- **WORK TO BE COMPLETED**
Each entry below is to be given again word for word, with no pictures.
## begin
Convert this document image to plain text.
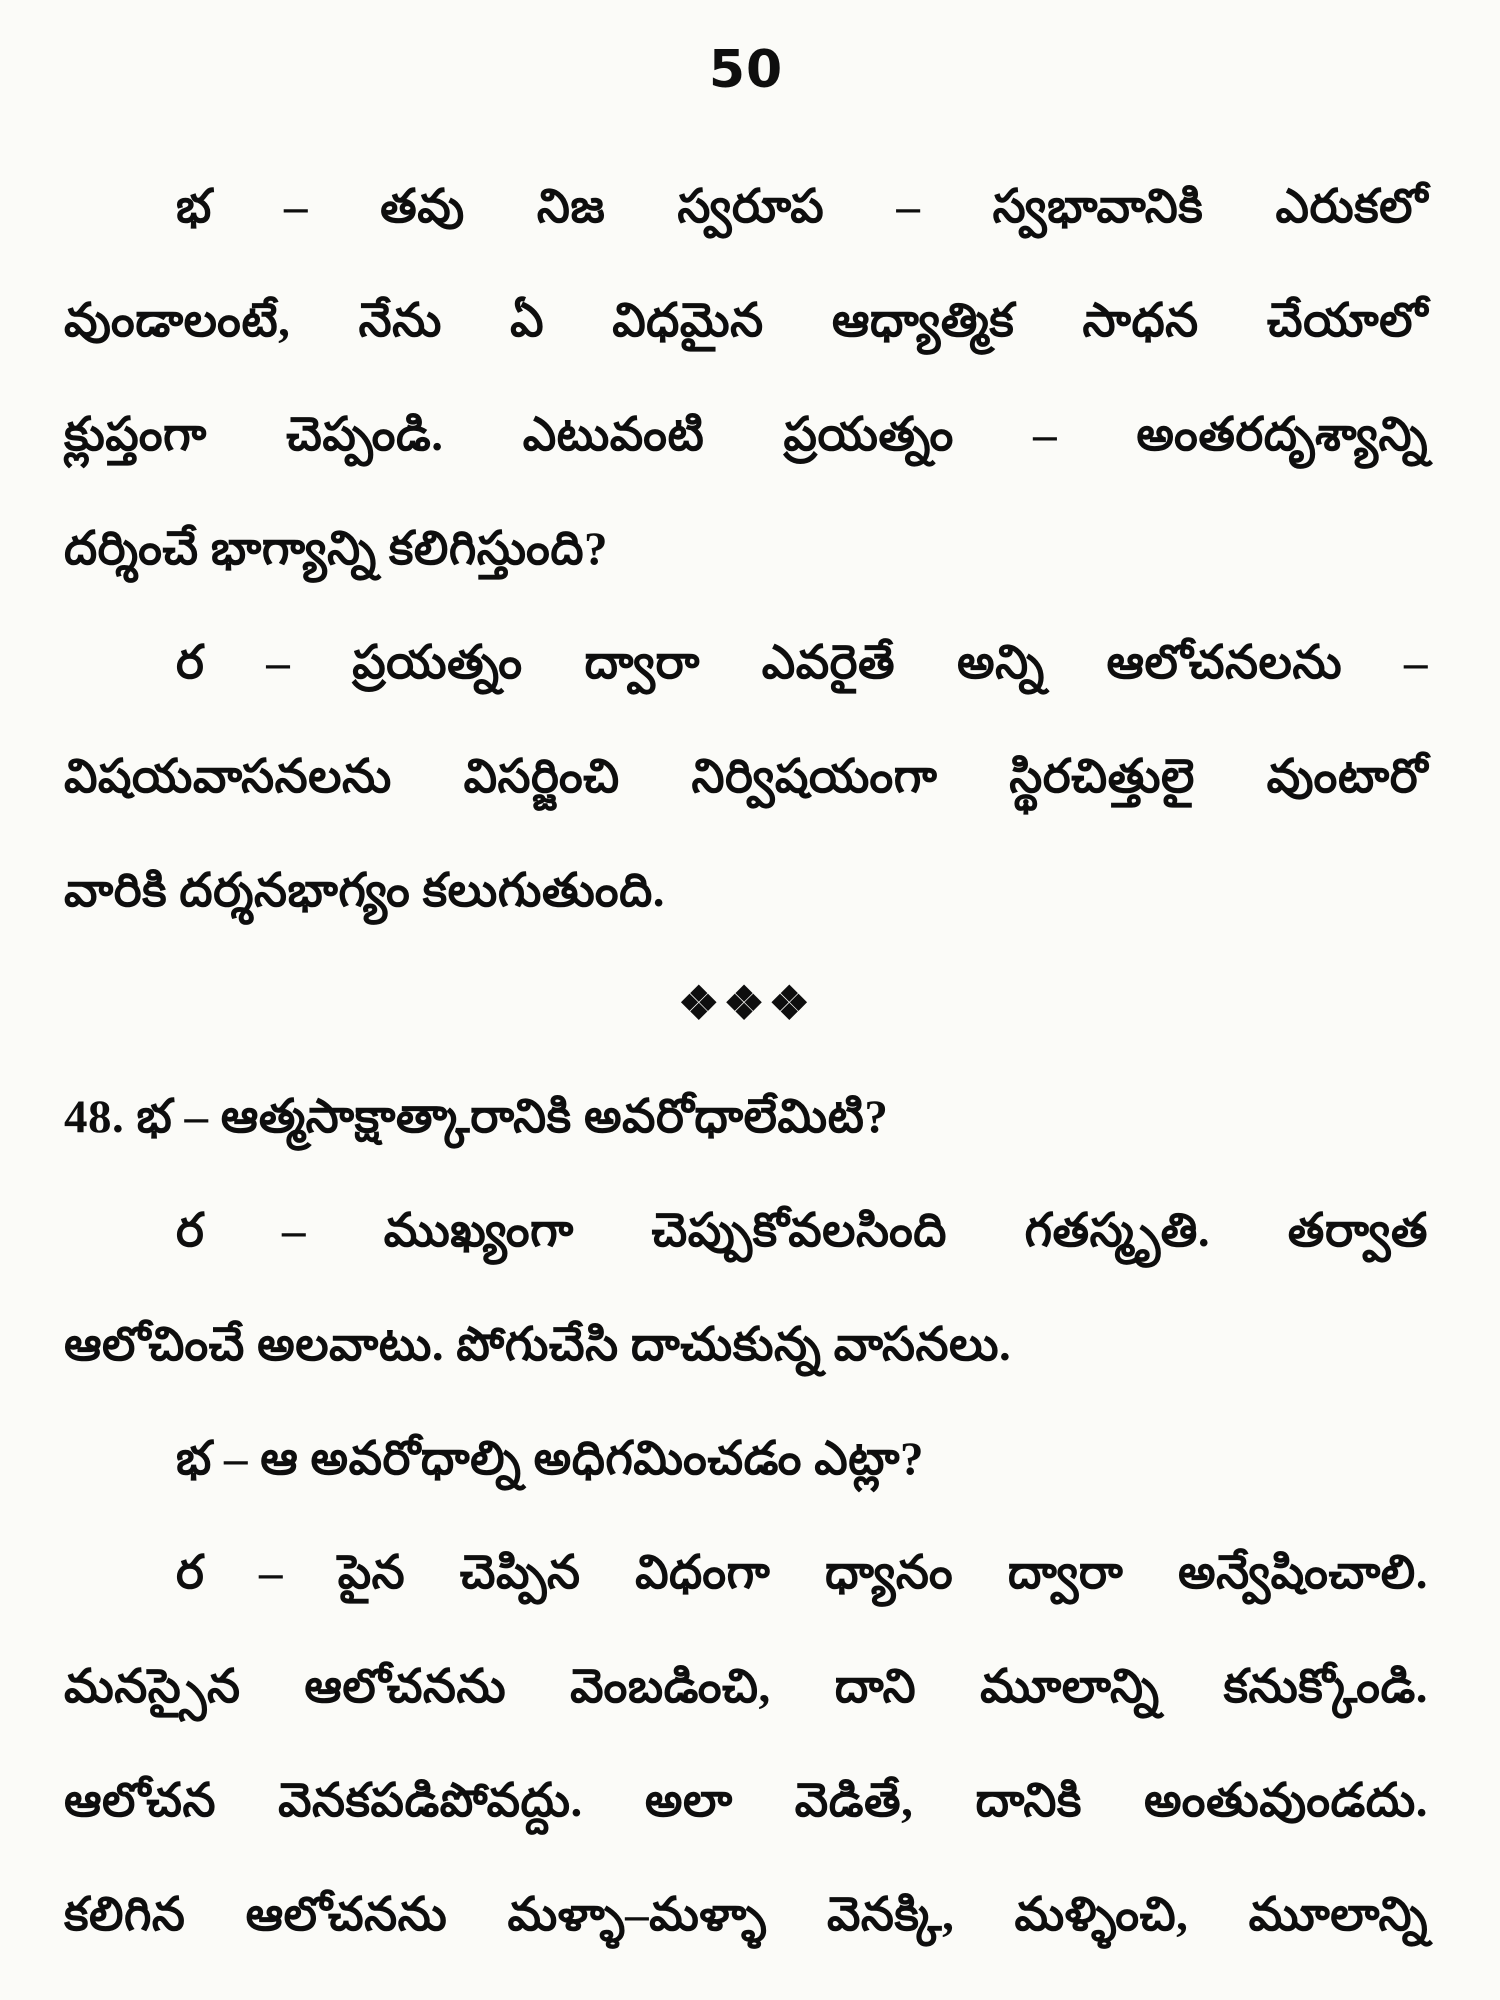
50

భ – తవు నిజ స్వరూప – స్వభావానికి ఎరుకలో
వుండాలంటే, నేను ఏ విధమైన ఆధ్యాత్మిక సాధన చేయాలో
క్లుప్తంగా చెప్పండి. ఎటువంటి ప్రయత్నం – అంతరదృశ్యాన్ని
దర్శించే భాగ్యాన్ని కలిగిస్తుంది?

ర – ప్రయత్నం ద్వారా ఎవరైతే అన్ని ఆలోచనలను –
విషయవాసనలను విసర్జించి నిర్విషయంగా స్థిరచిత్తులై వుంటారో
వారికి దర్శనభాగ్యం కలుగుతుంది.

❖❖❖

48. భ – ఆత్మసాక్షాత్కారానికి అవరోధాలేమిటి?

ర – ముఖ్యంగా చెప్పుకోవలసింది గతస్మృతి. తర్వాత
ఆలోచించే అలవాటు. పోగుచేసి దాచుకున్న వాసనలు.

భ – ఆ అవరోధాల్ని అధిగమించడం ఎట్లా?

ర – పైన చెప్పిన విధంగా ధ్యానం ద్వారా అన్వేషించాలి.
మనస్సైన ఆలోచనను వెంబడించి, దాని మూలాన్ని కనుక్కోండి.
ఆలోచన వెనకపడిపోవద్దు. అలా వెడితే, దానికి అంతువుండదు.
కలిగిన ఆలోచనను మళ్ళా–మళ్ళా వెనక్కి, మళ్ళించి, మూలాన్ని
## end
- **ANSWER TO THE TASK**
Convert this document image to plain text.
50

భ – తవు నిజ స్వరూప – స్వభావానికి ఎరుకలో
వుండాలంటే, నేను ఏ విధమైన ఆధ్యాత్మిక సాధన చేయాలో
క్లుప్తంగా చెప్పండి. ఎటువంటి ప్రయత్నం – అంతరదృశ్యాన్ని
దర్శించే భాగ్యాన్ని కలిగిస్తుంది?

ర – ప్రయత్నం ద్వారా ఎవరైతే అన్ని ఆలోచనలను –
విషయవాసనలను విసర్జించి నిర్విషయంగా స్థిరచిత్తులై వుంటారో
వారికి దర్శనభాగ్యం కలుగుతుంది.

❖❖❖

48. భ – ఆత్మసాక్షాత్కారానికి అవరోధాలేమిటి?

ర – ముఖ్యంగా చెప్పుకోవలసింది గతస్మృతి. తర్వాత
ఆలోచించే అలవాటు. పోగుచేసి దాచుకున్న వాసనలు.

భ – ఆ అవరోధాల్ని అధిగమించడం ఎట్లా?

ర – పైన చెప్పిన విధంగా ధ్యానం ద్వారా అన్వేషించాలి.
మనస్సైన ఆలోచనను వెంబడించి, దాని మూలాన్ని కనుక్కోండి.
ఆలోచన వెనకపడిపోవద్దు. అలా వెడితే, దానికి అంతువుండదు.
కలిగిన ఆలోచనను మళ్ళా–మళ్ళా వెనక్కి, మళ్ళించి, మూలాన్ని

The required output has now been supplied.